* EXERCISE DESCRIPTION *
Repeat the listing below in full, exactly as it stands.

--- Begin PROVIDED ENTRIES ---

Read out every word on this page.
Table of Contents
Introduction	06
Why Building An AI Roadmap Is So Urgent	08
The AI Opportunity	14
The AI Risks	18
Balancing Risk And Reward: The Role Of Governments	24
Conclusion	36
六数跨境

--- End PROVIDED ENTRIES ---

* WRITTEN SOLUTION *
Read out every word on this page.
Table of Contents
Introduction	06
Why Building An AI Roadmap Is So Urgent	08
The AI Opportunity	14
The AI Risks	18
Balancing Risk And Reward: The Role Of Governments	24
Conclusion	36
六数跨境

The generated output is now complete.